◆ **Challenge**
The records below must be transcribed exactly. Do not include the pictures.

◆ **The input**
● ● ●
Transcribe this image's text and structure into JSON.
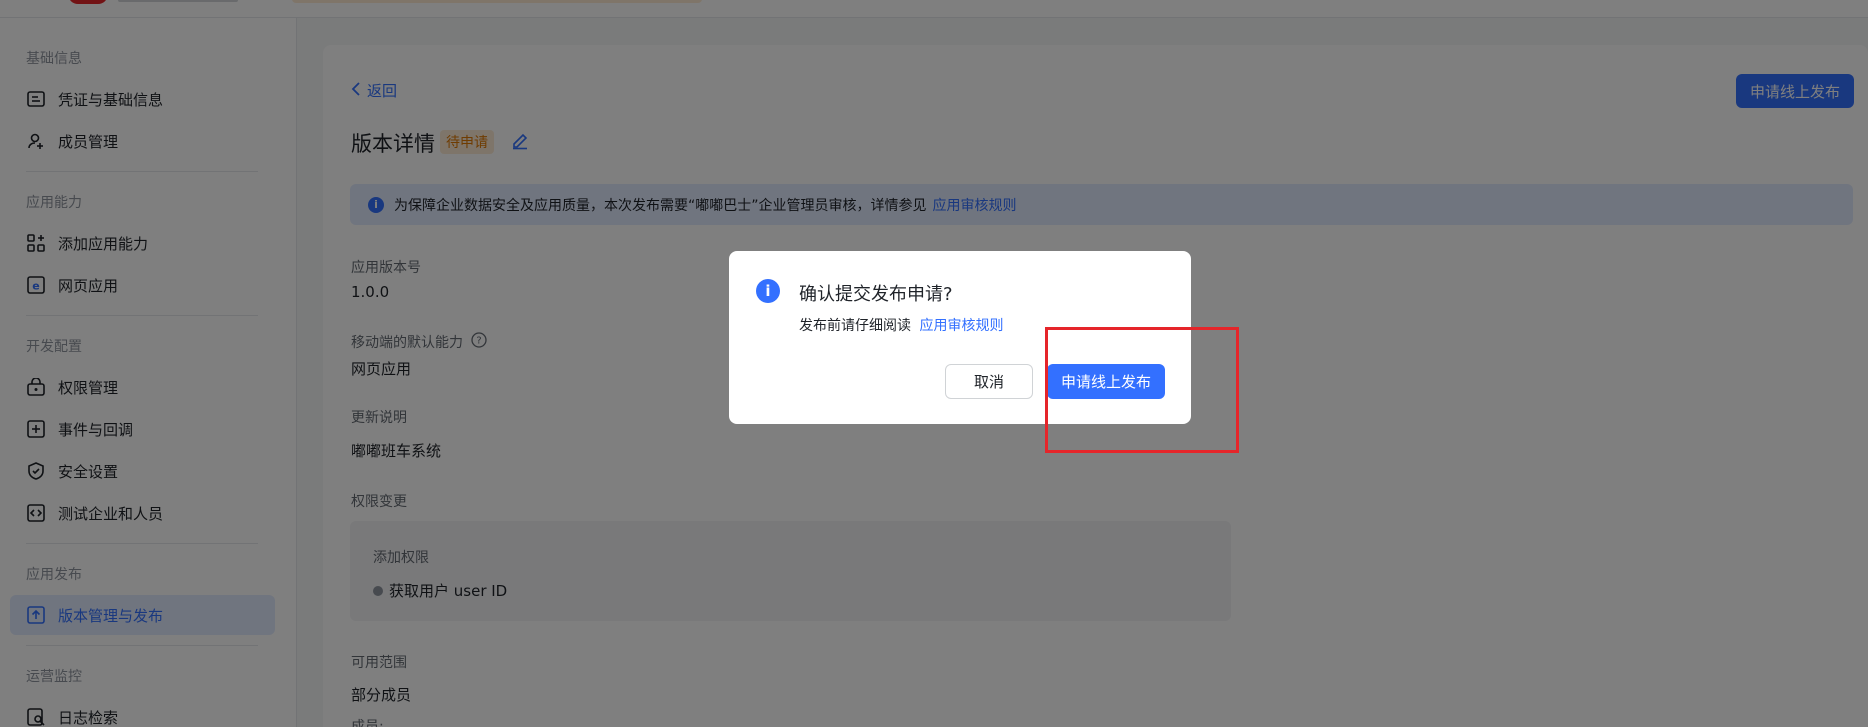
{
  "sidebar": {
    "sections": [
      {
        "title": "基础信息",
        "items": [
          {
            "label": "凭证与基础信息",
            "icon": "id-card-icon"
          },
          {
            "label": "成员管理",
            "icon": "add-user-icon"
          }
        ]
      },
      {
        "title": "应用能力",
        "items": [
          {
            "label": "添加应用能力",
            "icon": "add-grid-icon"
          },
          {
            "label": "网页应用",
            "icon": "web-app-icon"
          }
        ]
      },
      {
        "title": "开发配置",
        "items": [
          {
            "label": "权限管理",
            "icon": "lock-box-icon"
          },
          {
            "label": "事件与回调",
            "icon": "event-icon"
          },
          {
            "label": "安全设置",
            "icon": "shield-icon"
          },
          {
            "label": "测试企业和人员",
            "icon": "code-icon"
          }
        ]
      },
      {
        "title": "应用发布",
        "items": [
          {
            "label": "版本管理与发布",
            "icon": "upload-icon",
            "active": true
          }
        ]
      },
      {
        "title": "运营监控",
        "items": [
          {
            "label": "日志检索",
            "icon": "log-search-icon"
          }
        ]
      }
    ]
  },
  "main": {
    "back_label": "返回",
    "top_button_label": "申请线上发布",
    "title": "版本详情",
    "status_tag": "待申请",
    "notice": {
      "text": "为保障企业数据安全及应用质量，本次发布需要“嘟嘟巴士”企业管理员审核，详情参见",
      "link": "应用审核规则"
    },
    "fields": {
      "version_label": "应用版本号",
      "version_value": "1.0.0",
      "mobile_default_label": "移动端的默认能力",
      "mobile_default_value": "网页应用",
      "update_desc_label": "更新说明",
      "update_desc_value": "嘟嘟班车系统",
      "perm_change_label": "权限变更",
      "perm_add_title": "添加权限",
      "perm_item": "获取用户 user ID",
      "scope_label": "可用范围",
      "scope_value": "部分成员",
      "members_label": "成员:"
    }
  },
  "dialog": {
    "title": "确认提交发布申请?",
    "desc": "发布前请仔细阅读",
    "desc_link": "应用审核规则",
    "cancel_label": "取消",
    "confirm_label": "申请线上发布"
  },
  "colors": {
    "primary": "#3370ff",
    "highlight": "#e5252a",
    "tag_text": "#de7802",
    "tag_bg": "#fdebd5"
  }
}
● ● ●
◆ **Task solution**
Transcribe this image's text and structure into JSON.
{
  "sidebar": {
    "sections": [
      {
        "title": "基础信息",
        "items": [
          {
            "label": "凭证与基础信息",
            "icon": "id-card-icon"
          },
          {
            "label": "成员管理",
            "icon": "add-user-icon"
          }
        ]
      },
      {
        "title": "应用能力",
        "items": [
          {
            "label": "添加应用能力",
            "icon": "add-grid-icon"
          },
          {
            "label": "网页应用",
            "icon": "web-app-icon"
          }
        ]
      },
      {
        "title": "开发配置",
        "items": [
          {
            "label": "权限管理",
            "icon": "lock-box-icon"
          },
          {
            "label": "事件与回调",
            "icon": "event-icon"
          },
          {
            "label": "安全设置",
            "icon": "shield-icon"
          },
          {
            "label": "测试企业和人员",
            "icon": "code-icon"
          }
        ]
      },
      {
        "title": "应用发布",
        "items": [
          {
            "label": "版本管理与发布",
            "icon": "upload-icon",
            "active": true
          }
        ]
      },
      {
        "title": "运营监控",
        "items": [
          {
            "label": "日志检索",
            "icon": "log-search-icon"
          }
        ]
      }
    ]
  },
  "main": {
    "back_label": "返回",
    "top_button_label": "申请线上发布",
    "title": "版本详情",
    "status_tag": "待申请",
    "notice": {
      "text": "为保障企业数据安全及应用质量，本次发布需要“嘟嘟巴士”企业管理员审核，详情参见",
      "link": "应用审核规则"
    },
    "fields": {
      "version_label": "应用版本号",
      "version_value": "1.0.0",
      "mobile_default_label": "移动端的默认能力",
      "mobile_default_value": "网页应用",
      "update_desc_label": "更新说明",
      "update_desc_value": "嘟嘟班车系统",
      "perm_change_label": "权限变更",
      "perm_add_title": "添加权限",
      "perm_item": "获取用户 user ID",
      "scope_label": "可用范围",
      "scope_value": "部分成员",
      "members_label": "成员:"
    }
  },
  "dialog": {
    "title": "确认提交发布申请?",
    "desc": "发布前请仔细阅读",
    "desc_link": "应用审核规则",
    "cancel_label": "取消",
    "confirm_label": "申请线上发布"
  },
  "colors": {
    "primary": "#3370ff",
    "highlight": "#e5252a",
    "tag_text": "#de7802",
    "tag_bg": "#fdebd5"
  }
}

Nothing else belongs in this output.